◆ Selected text
::::::::::

[one-users] Monitoring/Deployement issues: Virsh failes often

Floris Sluiter Floris.Sluiter at sara.nl
Fri Jul 30 03:49:16 PDT 2010


Hi Tino and List,

For us these  methods are not very acceptable in a production environment. We feel that we do need to monitor the status of the Cloud, both the hosts and the VMs, at least once every minute for each component. Stopping or drastically reducing the monitoring of VMs is not the way to go for us. If the method of monitoring causes the Cloud to fail, then the method needs changing, not the frequency of it...

I'll see what we can come up with to improve on this, we did already donate the SNMP driver for the hosts, maybe something similar can be done for the VMs (we are testing the read only method for virsh).

Kind regards,

Floris


-----Original Message-----
From: tinova79 at gmail.com [mailto:tinova79 at gmail.com] On Behalf Of Tino Vazquez
Sent: donderdag 29 juli 2010 19:29
To: Floris Sluiter
Cc: DuDu; users at lists.opennebula.org
Subject: Re: Monitoring/Deployement issues: Virsh failes often

Dear Floris,

We noticed this behavior with the scalability tests we put OpenNebula
through, for 2.0 there was a ticket opened regarding this [1]. It
happens with libvirt and also with the xen hypervisor. It is by no
means an OpenNebula scalability issue, since the intended libvirt
behavior is not the one exposed.

Notwithstanding, we introduced in the 2.0 version means to avoid this
unpredictable behavior. We have limited the number of simultaneous
deployments to a same host to one, to avoid this blocked socket issue.
This can be configured through the scheduler configuration file. More
information on this can be found on [2]. Also, we have introduced a
limitation on the simultaneous VM polling requests, also with the same
purpose.

With the changes detailed above, OpenNebula is able to deploy dozens
of thousands of virtual machines on a pool of hundreds of physical
servers at the same time.

::::::::::

◆ Dataset excerpt
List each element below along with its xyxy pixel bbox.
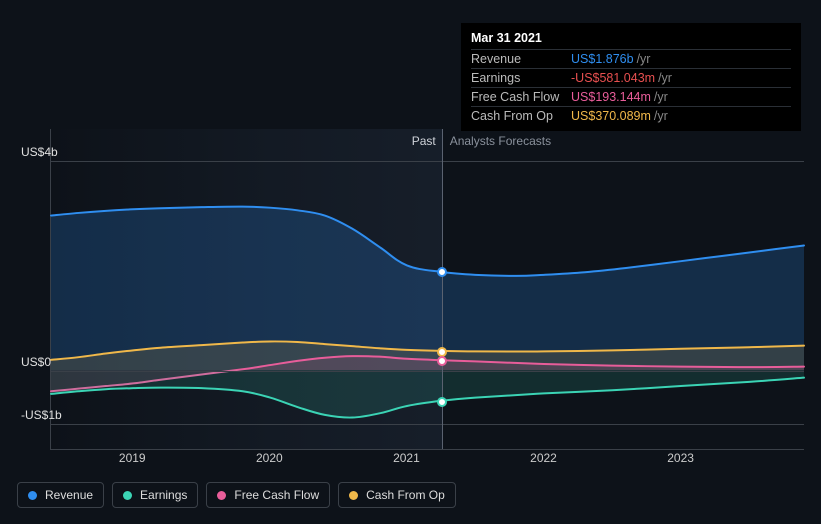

::::::::::

◆ The problem
Rewrite the thread starting at "I'll see what" and ending at "method for virsh).", swapping out "SNMP driver" for "monitoring driver". The data above plays no role in this work.

◆ Final answer
I'll see what we can come up with to improve on this, we did already donate the monitoring driver for the hosts, maybe something similar can be done for the VMs (we are testing the read only method for virsh).